Stored entries:

□ □ □ □

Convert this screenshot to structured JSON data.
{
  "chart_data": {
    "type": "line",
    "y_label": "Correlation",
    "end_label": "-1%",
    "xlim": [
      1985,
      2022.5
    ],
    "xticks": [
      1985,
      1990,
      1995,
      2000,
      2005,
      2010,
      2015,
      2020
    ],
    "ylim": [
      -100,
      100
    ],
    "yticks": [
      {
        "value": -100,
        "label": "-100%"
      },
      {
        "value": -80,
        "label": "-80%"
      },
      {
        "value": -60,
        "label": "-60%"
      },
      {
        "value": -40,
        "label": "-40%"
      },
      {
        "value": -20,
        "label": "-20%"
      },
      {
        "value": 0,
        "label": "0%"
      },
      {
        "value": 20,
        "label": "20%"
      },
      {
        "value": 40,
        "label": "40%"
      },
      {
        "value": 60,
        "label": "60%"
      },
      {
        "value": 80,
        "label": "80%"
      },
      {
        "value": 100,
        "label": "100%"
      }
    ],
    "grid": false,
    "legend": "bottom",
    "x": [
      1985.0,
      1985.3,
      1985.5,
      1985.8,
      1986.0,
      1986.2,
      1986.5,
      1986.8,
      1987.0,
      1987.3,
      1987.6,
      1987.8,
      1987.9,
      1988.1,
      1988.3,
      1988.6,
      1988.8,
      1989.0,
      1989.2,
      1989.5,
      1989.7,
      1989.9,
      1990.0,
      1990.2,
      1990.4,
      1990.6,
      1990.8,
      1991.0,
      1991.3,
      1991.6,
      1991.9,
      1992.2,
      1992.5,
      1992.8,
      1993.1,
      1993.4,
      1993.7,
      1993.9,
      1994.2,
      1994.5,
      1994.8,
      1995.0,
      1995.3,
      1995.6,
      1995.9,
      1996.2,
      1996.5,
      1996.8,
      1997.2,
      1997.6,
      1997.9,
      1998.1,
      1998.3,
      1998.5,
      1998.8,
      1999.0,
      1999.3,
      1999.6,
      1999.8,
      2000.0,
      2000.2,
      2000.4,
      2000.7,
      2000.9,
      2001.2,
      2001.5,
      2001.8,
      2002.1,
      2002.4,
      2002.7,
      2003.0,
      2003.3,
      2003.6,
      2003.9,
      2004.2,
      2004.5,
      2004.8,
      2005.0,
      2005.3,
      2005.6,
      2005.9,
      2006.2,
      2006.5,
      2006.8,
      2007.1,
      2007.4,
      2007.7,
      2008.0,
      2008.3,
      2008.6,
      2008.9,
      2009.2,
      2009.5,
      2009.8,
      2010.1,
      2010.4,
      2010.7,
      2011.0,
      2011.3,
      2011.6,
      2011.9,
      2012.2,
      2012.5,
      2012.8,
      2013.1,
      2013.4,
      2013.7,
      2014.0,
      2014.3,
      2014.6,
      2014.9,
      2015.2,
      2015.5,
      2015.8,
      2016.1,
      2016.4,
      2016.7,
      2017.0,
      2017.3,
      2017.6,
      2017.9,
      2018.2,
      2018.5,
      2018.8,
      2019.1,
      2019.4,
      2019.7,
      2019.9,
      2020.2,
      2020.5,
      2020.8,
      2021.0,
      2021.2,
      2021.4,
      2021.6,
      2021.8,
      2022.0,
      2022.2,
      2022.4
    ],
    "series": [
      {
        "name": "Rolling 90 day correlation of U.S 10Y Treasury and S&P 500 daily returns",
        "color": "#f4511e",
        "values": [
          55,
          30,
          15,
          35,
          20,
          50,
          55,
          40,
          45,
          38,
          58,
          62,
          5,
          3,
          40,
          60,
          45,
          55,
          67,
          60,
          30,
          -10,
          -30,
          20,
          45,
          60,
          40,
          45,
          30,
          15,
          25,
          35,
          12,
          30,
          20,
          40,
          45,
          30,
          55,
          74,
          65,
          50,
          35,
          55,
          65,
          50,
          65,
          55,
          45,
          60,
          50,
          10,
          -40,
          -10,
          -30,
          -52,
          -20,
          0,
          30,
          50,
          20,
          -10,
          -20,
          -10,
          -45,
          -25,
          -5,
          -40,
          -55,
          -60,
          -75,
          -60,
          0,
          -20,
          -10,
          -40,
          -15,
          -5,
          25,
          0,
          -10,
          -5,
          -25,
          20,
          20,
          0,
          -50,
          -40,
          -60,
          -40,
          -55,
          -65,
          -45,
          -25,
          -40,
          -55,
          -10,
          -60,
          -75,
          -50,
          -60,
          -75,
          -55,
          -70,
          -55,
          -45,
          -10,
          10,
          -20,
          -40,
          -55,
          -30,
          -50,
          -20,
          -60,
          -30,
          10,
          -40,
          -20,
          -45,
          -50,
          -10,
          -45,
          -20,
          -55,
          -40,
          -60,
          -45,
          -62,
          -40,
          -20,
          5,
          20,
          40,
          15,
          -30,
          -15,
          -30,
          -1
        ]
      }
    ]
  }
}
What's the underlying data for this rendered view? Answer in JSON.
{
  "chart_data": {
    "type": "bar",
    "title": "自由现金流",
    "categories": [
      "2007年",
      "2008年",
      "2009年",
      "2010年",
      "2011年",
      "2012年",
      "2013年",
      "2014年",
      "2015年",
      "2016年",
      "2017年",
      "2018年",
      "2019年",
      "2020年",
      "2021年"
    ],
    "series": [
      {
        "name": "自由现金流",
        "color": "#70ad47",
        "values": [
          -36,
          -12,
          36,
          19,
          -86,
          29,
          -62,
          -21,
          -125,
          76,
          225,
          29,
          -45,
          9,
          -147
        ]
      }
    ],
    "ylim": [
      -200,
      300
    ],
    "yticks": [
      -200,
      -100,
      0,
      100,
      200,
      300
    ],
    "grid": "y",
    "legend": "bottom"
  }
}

□ □ □ □

EXERCISE BRIEF:
Write out every line of the listing that holds the word "name".

THE ANSWER:
        "name": "Rolling 90 day correlation of U.S 10Y Treasury and S&P 500 daily returns",
        "name": "自由现金流",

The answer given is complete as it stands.